▸ **Work to do**: Return the listing below word for word.

[BEGIN Provided data]

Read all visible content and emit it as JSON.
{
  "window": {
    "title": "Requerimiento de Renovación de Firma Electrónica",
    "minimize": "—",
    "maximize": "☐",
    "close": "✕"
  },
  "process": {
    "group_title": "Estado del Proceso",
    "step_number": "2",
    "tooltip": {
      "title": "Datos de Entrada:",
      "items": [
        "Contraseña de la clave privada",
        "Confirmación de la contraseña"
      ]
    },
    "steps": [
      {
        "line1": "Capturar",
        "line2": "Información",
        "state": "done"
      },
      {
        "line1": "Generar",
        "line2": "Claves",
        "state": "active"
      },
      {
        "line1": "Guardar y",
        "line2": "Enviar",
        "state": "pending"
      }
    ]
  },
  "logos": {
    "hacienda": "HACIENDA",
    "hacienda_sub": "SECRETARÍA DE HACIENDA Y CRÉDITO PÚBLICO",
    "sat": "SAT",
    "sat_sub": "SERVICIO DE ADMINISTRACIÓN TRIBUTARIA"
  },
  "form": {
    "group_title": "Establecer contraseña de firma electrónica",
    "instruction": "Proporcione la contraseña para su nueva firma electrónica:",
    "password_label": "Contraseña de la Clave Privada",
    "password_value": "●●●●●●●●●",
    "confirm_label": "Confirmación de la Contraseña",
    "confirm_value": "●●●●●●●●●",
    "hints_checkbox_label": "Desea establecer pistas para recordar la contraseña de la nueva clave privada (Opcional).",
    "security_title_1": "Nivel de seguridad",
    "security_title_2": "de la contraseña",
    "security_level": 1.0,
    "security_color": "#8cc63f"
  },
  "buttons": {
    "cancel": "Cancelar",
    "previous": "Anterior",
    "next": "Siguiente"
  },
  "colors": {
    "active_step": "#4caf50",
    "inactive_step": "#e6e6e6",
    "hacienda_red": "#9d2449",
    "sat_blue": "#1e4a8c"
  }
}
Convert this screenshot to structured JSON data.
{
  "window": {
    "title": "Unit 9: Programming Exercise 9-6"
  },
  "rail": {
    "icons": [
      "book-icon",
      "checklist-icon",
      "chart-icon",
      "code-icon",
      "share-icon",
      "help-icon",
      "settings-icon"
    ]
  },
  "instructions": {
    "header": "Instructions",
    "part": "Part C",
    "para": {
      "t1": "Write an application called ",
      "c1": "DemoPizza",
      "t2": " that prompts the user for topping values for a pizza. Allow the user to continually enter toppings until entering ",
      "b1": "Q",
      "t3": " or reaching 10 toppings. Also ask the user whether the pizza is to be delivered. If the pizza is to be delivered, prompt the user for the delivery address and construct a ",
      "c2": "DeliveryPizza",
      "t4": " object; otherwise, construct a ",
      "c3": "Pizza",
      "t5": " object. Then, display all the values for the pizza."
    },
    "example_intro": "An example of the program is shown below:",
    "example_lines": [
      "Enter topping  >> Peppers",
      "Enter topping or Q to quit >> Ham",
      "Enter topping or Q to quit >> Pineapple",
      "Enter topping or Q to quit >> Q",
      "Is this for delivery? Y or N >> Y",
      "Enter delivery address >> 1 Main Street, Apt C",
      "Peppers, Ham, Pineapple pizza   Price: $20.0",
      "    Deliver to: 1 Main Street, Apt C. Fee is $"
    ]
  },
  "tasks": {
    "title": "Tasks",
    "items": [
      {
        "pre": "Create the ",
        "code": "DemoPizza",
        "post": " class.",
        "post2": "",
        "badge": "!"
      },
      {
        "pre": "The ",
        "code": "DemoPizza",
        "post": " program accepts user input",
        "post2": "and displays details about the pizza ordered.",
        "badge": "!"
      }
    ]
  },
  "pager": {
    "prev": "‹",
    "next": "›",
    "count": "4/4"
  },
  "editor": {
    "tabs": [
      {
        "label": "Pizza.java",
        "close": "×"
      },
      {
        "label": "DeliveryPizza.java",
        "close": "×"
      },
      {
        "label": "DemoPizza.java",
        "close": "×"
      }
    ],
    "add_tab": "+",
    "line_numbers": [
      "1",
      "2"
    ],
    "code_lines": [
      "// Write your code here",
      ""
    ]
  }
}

[END Provided data]

▸ **Full solution**:
Read all visible content and emit it as JSON.
{
  "window": {
    "title": "Requerimiento de Renovación de Firma Electrónica",
    "minimize": "—",
    "maximize": "☐",
    "close": "✕"
  },
  "process": {
    "group_title": "Estado del Proceso",
    "step_number": "2",
    "tooltip": {
      "title": "Datos de Entrada:",
      "items": [
        "Contraseña de la clave privada",
        "Confirmación de la contraseña"
      ]
    },
    "steps": [
      {
        "line1": "Capturar",
        "line2": "Información",
        "state": "done"
      },
      {
        "line1": "Generar",
        "line2": "Claves",
        "state": "active"
      },
      {
        "line1": "Guardar y",
        "line2": "Enviar",
        "state": "pending"
      }
    ]
  },
  "logos": {
    "hacienda": "HACIENDA",
    "hacienda_sub": "SECRETARÍA DE HACIENDA Y CRÉDITO PÚBLICO",
    "sat": "SAT",
    "sat_sub": "SERVICIO DE ADMINISTRACIÓN TRIBUTARIA"
  },
  "form": {
    "group_title": "Establecer contraseña de firma electrónica",
    "instruction": "Proporcione la contraseña para su nueva firma electrónica:",
    "password_label": "Contraseña de la Clave Privada",
    "password_value": "●●●●●●●●●",
    "confirm_label": "Confirmación de la Contraseña",
    "confirm_value": "●●●●●●●●●",
    "hints_checkbox_label": "Desea establecer pistas para recordar la contraseña de la nueva clave privada (Opcional).",
    "security_title_1": "Nivel de seguridad",
    "security_title_2": "de la contraseña",
    "security_level": 1.0,
    "security_color": "#8cc63f"
  },
  "buttons": {
    "cancel": "Cancelar",
    "previous": "Anterior",
    "next": "Siguiente"
  },
  "colors": {
    "active_step": "#4caf50",
    "inactive_step": "#e6e6e6",
    "hacienda_red": "#9d2449",
    "sat_blue": "#1e4a8c"
  }
}
Convert this screenshot to structured JSON data.
{
  "window": {
    "title": "Unit 9: Programming Exercise 9-6"
  },
  "rail": {
    "icons": [
      "book-icon",
      "checklist-icon",
      "chart-icon",
      "code-icon",
      "share-icon",
      "help-icon",
      "settings-icon"
    ]
  },
  "instructions": {
    "header": "Instructions",
    "part": "Part C",
    "para": {
      "t1": "Write an application called ",
      "c1": "DemoPizza",
      "t2": " that prompts the user for topping values for a pizza. Allow the user to continually enter toppings until entering ",
      "b1": "Q",
      "t3": " or reaching 10 toppings. Also ask the user whether the pizza is to be delivered. If the pizza is to be delivered, prompt the user for the delivery address and construct a ",
      "c2": "DeliveryPizza",
      "t4": " object; otherwise, construct a ",
      "c3": "Pizza",
      "t5": " object. Then, display all the values for the pizza."
    },
    "example_intro": "An example of the program is shown below:",
    "example_lines": [
      "Enter topping  >> Peppers",
      "Enter topping or Q to quit >> Ham",
      "Enter topping or Q to quit >> Pineapple",
      "Enter topping or Q to quit >> Q",
      "Is this for delivery? Y or N >> Y",
      "Enter delivery address >> 1 Main Street, Apt C",
      "Peppers, Ham, Pineapple pizza   Price: $20.0",
      "    Deliver to: 1 Main Street, Apt C. Fee is $"
    ]
  },
  "tasks": {
    "title": "Tasks",
    "items": [
      {
        "pre": "Create the ",
        "code": "DemoPizza",
        "post": " class.",
        "post2": "",
        "badge": "!"
      },
      {
        "pre": "The ",
        "code": "DemoPizza",
        "post": " program accepts user input",
        "post2": "and displays details about the pizza ordered.",
        "badge": "!"
      }
    ]
  },
  "pager": {
    "prev": "‹",
    "next": "›",
    "count": "4/4"
  },
  "editor": {
    "tabs": [
      {
        "label": "Pizza.java",
        "close": "×"
      },
      {
        "label": "DeliveryPizza.java",
        "close": "×"
      },
      {
        "label": "DemoPizza.java",
        "close": "×"
      }
    ],
    "add_tab": "+",
    "line_numbers": [
      "1",
      "2"
    ],
    "code_lines": [
      "// Write your code here",
      ""
    ]
  }
}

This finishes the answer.